What is required: Separate out the lines that hold "this".

Records shown:
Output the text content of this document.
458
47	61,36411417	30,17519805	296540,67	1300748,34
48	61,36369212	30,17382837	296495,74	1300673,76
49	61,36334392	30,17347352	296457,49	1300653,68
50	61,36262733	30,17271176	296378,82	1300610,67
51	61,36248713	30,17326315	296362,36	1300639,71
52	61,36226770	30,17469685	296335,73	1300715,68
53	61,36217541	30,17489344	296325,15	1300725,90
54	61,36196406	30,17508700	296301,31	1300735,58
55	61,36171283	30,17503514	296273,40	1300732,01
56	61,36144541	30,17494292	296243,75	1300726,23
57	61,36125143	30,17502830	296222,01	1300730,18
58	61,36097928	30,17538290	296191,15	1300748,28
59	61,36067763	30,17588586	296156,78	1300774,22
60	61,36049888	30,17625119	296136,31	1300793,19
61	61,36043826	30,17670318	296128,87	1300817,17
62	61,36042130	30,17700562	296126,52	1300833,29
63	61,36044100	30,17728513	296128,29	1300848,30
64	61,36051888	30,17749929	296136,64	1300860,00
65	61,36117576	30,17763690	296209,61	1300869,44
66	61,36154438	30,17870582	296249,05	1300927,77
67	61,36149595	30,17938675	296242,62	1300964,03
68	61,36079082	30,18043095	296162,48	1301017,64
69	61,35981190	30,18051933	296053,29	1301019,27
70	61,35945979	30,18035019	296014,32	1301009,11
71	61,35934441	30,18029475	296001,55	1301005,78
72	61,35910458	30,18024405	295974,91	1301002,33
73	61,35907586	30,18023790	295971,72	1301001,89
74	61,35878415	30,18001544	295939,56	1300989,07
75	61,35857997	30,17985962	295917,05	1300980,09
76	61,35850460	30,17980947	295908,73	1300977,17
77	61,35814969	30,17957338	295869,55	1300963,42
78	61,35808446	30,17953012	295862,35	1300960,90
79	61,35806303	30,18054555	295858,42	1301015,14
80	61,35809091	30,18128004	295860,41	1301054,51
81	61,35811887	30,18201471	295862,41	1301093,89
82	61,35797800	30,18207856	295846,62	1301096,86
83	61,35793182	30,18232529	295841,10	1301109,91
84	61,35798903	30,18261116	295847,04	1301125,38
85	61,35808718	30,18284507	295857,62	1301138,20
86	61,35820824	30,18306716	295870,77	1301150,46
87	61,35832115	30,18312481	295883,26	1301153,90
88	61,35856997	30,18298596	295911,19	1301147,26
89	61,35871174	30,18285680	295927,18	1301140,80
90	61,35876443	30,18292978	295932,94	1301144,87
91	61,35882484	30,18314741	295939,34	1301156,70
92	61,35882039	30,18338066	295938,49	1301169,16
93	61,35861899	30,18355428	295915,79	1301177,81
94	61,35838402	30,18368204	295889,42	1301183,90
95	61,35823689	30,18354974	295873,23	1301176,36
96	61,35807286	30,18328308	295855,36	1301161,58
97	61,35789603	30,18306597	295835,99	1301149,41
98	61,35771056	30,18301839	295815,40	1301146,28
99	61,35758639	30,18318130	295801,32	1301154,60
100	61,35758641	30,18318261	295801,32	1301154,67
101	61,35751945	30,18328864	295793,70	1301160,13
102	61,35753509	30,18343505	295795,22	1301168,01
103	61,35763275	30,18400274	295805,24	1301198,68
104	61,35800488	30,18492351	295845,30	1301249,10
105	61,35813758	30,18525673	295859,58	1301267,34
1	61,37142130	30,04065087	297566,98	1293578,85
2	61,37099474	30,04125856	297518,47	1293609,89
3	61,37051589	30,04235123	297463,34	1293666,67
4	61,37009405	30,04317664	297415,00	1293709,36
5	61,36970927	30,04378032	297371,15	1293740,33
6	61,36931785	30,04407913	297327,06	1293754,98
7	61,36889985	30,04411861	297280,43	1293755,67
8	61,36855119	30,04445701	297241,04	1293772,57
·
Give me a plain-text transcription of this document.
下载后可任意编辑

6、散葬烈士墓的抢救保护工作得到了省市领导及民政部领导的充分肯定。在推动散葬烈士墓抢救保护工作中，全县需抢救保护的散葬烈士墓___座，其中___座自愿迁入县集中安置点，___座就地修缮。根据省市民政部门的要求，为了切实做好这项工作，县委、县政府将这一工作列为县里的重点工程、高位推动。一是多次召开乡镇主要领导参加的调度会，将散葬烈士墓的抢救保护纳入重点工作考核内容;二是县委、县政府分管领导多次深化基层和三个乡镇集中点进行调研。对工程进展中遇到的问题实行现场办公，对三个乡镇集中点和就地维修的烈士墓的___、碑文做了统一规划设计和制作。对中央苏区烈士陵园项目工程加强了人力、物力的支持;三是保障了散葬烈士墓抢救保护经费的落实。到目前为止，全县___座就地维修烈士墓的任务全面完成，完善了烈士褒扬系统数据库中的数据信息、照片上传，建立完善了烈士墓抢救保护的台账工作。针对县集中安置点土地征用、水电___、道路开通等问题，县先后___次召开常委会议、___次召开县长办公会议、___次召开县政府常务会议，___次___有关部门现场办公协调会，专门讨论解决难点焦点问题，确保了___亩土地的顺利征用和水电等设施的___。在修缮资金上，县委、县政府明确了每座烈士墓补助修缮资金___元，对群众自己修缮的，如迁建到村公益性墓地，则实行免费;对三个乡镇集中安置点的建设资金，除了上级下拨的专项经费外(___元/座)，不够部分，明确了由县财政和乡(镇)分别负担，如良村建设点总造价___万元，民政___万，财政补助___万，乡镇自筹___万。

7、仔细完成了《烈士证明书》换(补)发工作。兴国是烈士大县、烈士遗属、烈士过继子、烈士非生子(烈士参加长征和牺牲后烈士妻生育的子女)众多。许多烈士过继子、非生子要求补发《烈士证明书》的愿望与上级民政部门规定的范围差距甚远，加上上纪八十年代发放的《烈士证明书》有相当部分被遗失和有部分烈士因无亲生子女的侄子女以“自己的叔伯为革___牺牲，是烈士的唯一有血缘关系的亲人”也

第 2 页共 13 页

Solution to the problem:
Output the text content of this document.
Give me a plain-text transcription of this document.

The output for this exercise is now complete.